• **TASK TO COMPLETE**
Exactly repeat the material, dropping every picture from the copy.

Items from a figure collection
***

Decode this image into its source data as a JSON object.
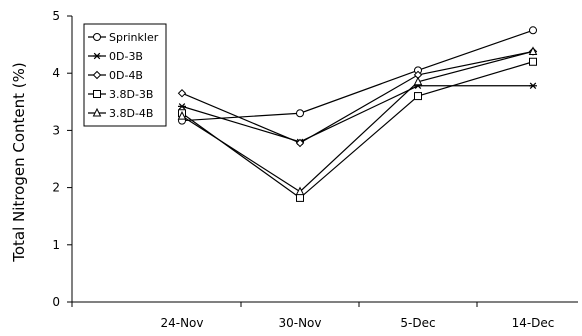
{
  "chart_data": {
    "type": "line",
    "title": "",
    "xlabel": "",
    "ylabel": "Total Nitrogen Content (%)",
    "categories": [
      "24-Nov",
      "30-Nov",
      "5-Dec",
      "14-Dec"
    ],
    "ylim": [
      0,
      5
    ],
    "yticks": [
      0,
      1,
      2,
      3,
      4,
      5
    ],
    "grid": false,
    "legend_position": "top-left",
    "series": [
      {
        "name": "Sprinkler",
        "marker": "circle",
        "values": [
          3.17,
          3.3,
          4.05,
          4.75
        ]
      },
      {
        "name": "0D-3B",
        "marker": "asterisk",
        "values": [
          3.42,
          2.8,
          3.78,
          3.78
        ]
      },
      {
        "name": "0D-4B",
        "marker": "diamond",
        "values": [
          3.65,
          2.78,
          3.97,
          4.38
        ]
      },
      {
        "name": "3.8D-3B",
        "marker": "square",
        "values": [
          3.3,
          1.82,
          3.6,
          4.2
        ]
      },
      {
        "name": "3.8D-4B",
        "marker": "triangle",
        "values": [
          3.25,
          1.93,
          3.85,
          4.38
        ]
      }
    ]
  }
}
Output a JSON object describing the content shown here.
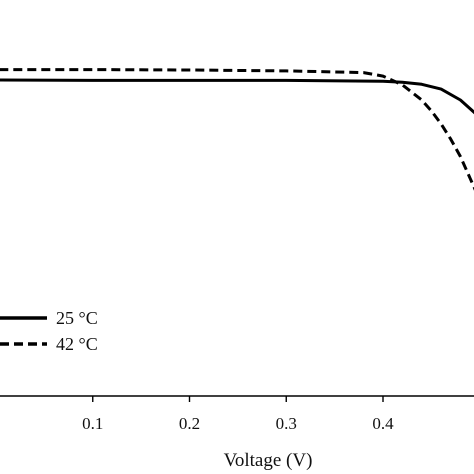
{
  "chart_data": {
    "type": "line",
    "title": "",
    "xlabel": "Voltage (V)",
    "ylabel": "",
    "xlim": [
      -0.04,
      0.5
    ],
    "x_ticks": [
      0.1,
      0.2,
      0.3,
      0.4
    ],
    "x_tick_labels": [
      "0.1",
      "0.2",
      "0.3",
      "0.4"
    ],
    "grid": false,
    "legend": "bottom-left",
    "series": [
      {
        "name": "25 °C",
        "style": "solid",
        "color": "#000000",
        "x": [
          -0.04,
          0.0,
          0.1,
          0.2,
          0.3,
          0.4,
          0.42,
          0.44,
          0.46,
          0.48,
          0.5
        ],
        "y": [
          0.976,
          0.976,
          0.975,
          0.975,
          0.975,
          0.973,
          0.971,
          0.966,
          0.955,
          0.93,
          0.89
        ]
      },
      {
        "name": "42 °C",
        "style": "dashed",
        "color": "#000000",
        "x": [
          -0.04,
          0.0,
          0.1,
          0.2,
          0.3,
          0.38,
          0.4,
          0.42,
          0.44,
          0.45,
          0.46,
          0.47,
          0.48,
          0.49,
          0.5
        ],
        "y": [
          1.0,
          1.0,
          1.0,
          0.999,
          0.997,
          0.993,
          0.985,
          0.965,
          0.93,
          0.905,
          0.875,
          0.84,
          0.8,
          0.75,
          0.7
        ]
      }
    ]
  }
}
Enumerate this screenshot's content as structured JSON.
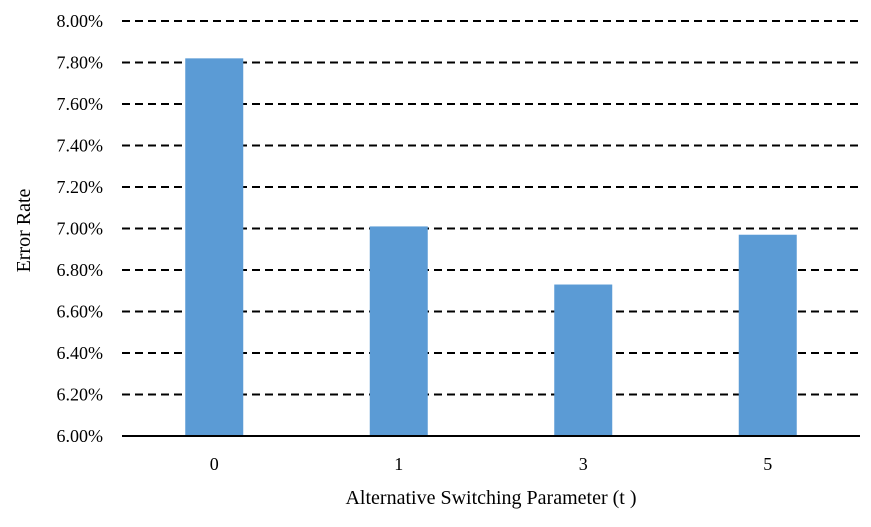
{
  "chart_data": {
    "type": "bar",
    "categories": [
      "0",
      "1",
      "3",
      "5"
    ],
    "values": [
      7.82,
      7.01,
      6.73,
      6.97
    ],
    "y_unit": "%",
    "xlabel": "Alternative Switching Parameter (t )",
    "ylabel": "Error Rate",
    "ylim": [
      6.0,
      8.0
    ],
    "yticks": [
      "6.00%",
      "6.20%",
      "6.40%",
      "6.60%",
      "6.80%",
      "7.00%",
      "7.20%",
      "7.40%",
      "7.60%",
      "7.80%",
      "8.00%"
    ],
    "grid": true,
    "legend": "none",
    "bar_color": "#5B9BD5"
  }
}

***

• **REPLY**
Decode this image into its source data as a JSON object.
{
  "chart_data": {
    "type": "line",
    "title": "",
    "xlabel": "",
    "ylabel": "Total Nitrogen Content (%)",
    "categories": [
      "24-Nov",
      "30-Nov",
      "5-Dec",
      "14-Dec"
    ],
    "ylim": [
      0,
      5
    ],
    "yticks": [
      0,
      1,
      2,
      3,
      4,
      5
    ],
    "grid": false,
    "legend_position": "top-left",
    "series": [
      {
        "name": "Sprinkler",
        "marker": "circle",
        "values": [
          3.17,
          3.3,
          4.05,
          4.75
        ]
      },
      {
        "name": "0D-3B",
        "marker": "asterisk",
        "values": [
          3.42,
          2.8,
          3.78,
          3.78
        ]
      },
      {
        "name": "0D-4B",
        "marker": "diamond",
        "values": [
          3.65,
          2.78,
          3.97,
          4.38
        ]
      },
      {
        "name": "3.8D-3B",
        "marker": "square",
        "values": [
          3.3,
          1.82,
          3.6,
          4.2
        ]
      },
      {
        "name": "3.8D-4B",
        "marker": "triangle",
        "values": [
          3.25,
          1.93,
          3.85,
          4.38
        ]
      }
    ]
  }
}
Output a JSON object describing the content shown here.
{
  "chart_data": {
    "type": "line",
    "title": "",
    "xlabel": "Voltage (V)",
    "ylabel": "",
    "xlim": [
      -0.04,
      0.5
    ],
    "x_ticks": [
      0.1,
      0.2,
      0.3,
      0.4
    ],
    "x_tick_labels": [
      "0.1",
      "0.2",
      "0.3",
      "0.4"
    ],
    "grid": false,
    "legend": "bottom-left",
    "series": [
      {
        "name": "25 °C",
        "style": "solid",
        "color": "#000000",
        "x": [
          -0.04,
          0.0,
          0.1,
          0.2,
          0.3,
          0.4,
          0.42,
          0.44,
          0.46,
          0.48,
          0.5
        ],
        "y": [
          0.976,
          0.976,
          0.975,
          0.975,
          0.975,
          0.973,
          0.971,
          0.966,
          0.955,
          0.93,
          0.89
        ]
      },
      {
        "name": "42 °C",
        "style": "dashed",
        "color": "#000000",
        "x": [
          -0.04,
          0.0,
          0.1,
          0.2,
          0.3,
          0.38,
          0.4,
          0.42,
          0.44,
          0.45,
          0.46,
          0.47,
          0.48,
          0.49,
          0.5
        ],
        "y": [
          1.0,
          1.0,
          1.0,
          0.999,
          0.997,
          0.993,
          0.985,
          0.965,
          0.93,
          0.905,
          0.875,
          0.84,
          0.8,
          0.75,
          0.7
        ]
      }
    ]
  }
}
Enumerate this screenshot's content as structured JSON.
{
  "chart_data": {
    "type": "bar",
    "categories": [
      "0",
      "1",
      "3",
      "5"
    ],
    "values": [
      7.82,
      7.01,
      6.73,
      6.97
    ],
    "y_unit": "%",
    "xlabel": "Alternative Switching Parameter (t )",
    "ylabel": "Error Rate",
    "ylim": [
      6.0,
      8.0
    ],
    "yticks": [
      "6.00%",
      "6.20%",
      "6.40%",
      "6.60%",
      "6.80%",
      "7.00%",
      "7.20%",
      "7.40%",
      "7.60%",
      "7.80%",
      "8.00%"
    ],
    "grid": true,
    "legend": "none",
    "bar_color": "#5B9BD5"
  }
}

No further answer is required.